▸ **Provided information**
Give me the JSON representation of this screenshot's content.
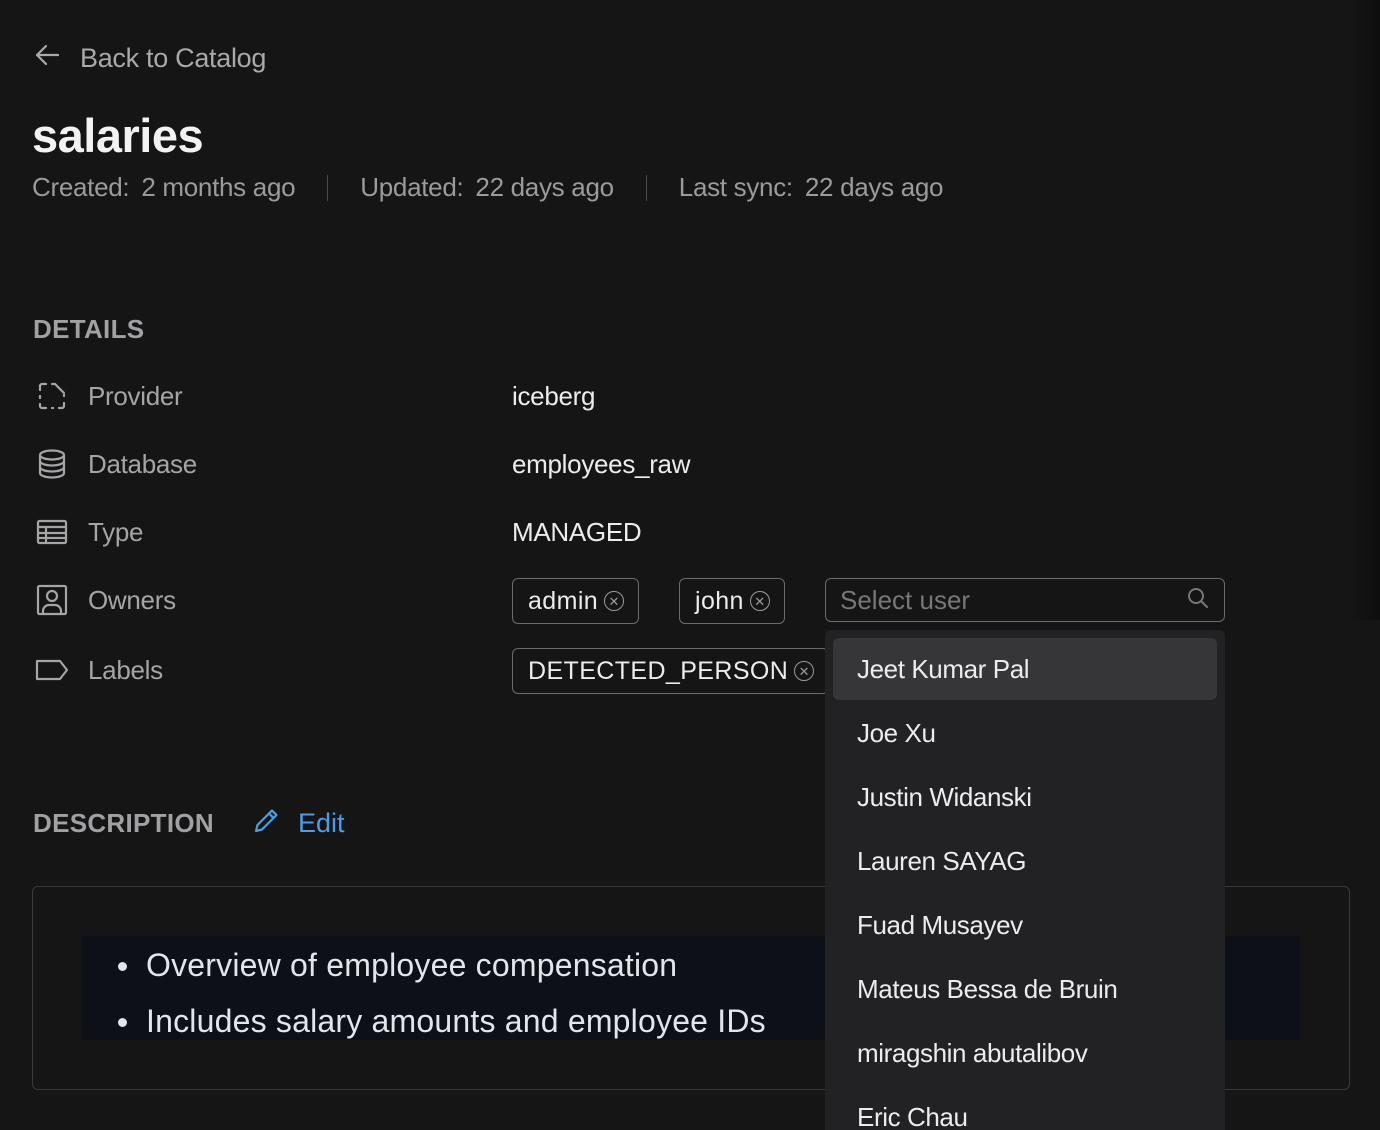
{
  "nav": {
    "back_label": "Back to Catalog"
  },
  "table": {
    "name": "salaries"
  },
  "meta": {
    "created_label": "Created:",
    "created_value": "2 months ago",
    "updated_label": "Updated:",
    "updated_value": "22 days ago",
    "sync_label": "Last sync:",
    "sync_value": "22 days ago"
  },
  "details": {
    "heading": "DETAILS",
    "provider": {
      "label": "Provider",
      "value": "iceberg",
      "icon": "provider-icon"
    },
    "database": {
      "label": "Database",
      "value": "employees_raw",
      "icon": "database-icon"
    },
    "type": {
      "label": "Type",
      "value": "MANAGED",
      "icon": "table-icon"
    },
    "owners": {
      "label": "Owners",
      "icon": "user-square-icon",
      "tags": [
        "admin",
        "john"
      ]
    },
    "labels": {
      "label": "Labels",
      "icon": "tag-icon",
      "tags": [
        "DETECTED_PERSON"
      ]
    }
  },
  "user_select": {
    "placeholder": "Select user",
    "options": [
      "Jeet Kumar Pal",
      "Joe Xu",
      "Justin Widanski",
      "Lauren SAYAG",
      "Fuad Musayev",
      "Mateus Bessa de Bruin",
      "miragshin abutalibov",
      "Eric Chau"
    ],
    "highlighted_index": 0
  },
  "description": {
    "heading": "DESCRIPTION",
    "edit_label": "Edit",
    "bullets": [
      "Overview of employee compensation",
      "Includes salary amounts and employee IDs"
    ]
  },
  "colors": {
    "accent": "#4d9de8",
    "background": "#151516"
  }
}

▸ **The exercise**
Repeat the material above in full and unchanged, minus its images.

▸ **Exercise answer**
Give me the JSON representation of this screenshot's content.
{
  "nav": {
    "back_label": "Back to Catalog"
  },
  "table": {
    "name": "salaries"
  },
  "meta": {
    "created_label": "Created:",
    "created_value": "2 months ago",
    "updated_label": "Updated:",
    "updated_value": "22 days ago",
    "sync_label": "Last sync:",
    "sync_value": "22 days ago"
  },
  "details": {
    "heading": "DETAILS",
    "provider": {
      "label": "Provider",
      "value": "iceberg",
      "icon": "provider-icon"
    },
    "database": {
      "label": "Database",
      "value": "employees_raw",
      "icon": "database-icon"
    },
    "type": {
      "label": "Type",
      "value": "MANAGED",
      "icon": "table-icon"
    },
    "owners": {
      "label": "Owners",
      "icon": "user-square-icon",
      "tags": [
        "admin",
        "john"
      ]
    },
    "labels": {
      "label": "Labels",
      "icon": "tag-icon",
      "tags": [
        "DETECTED_PERSON"
      ]
    }
  },
  "user_select": {
    "placeholder": "Select user",
    "options": [
      "Jeet Kumar Pal",
      "Joe Xu",
      "Justin Widanski",
      "Lauren SAYAG",
      "Fuad Musayev",
      "Mateus Bessa de Bruin",
      "miragshin abutalibov",
      "Eric Chau"
    ],
    "highlighted_index": 0
  },
  "description": {
    "heading": "DESCRIPTION",
    "edit_label": "Edit",
    "bullets": [
      "Overview of employee compensation",
      "Includes salary amounts and employee IDs"
    ]
  },
  "colors": {
    "accent": "#4d9de8",
    "background": "#151516"
  }
}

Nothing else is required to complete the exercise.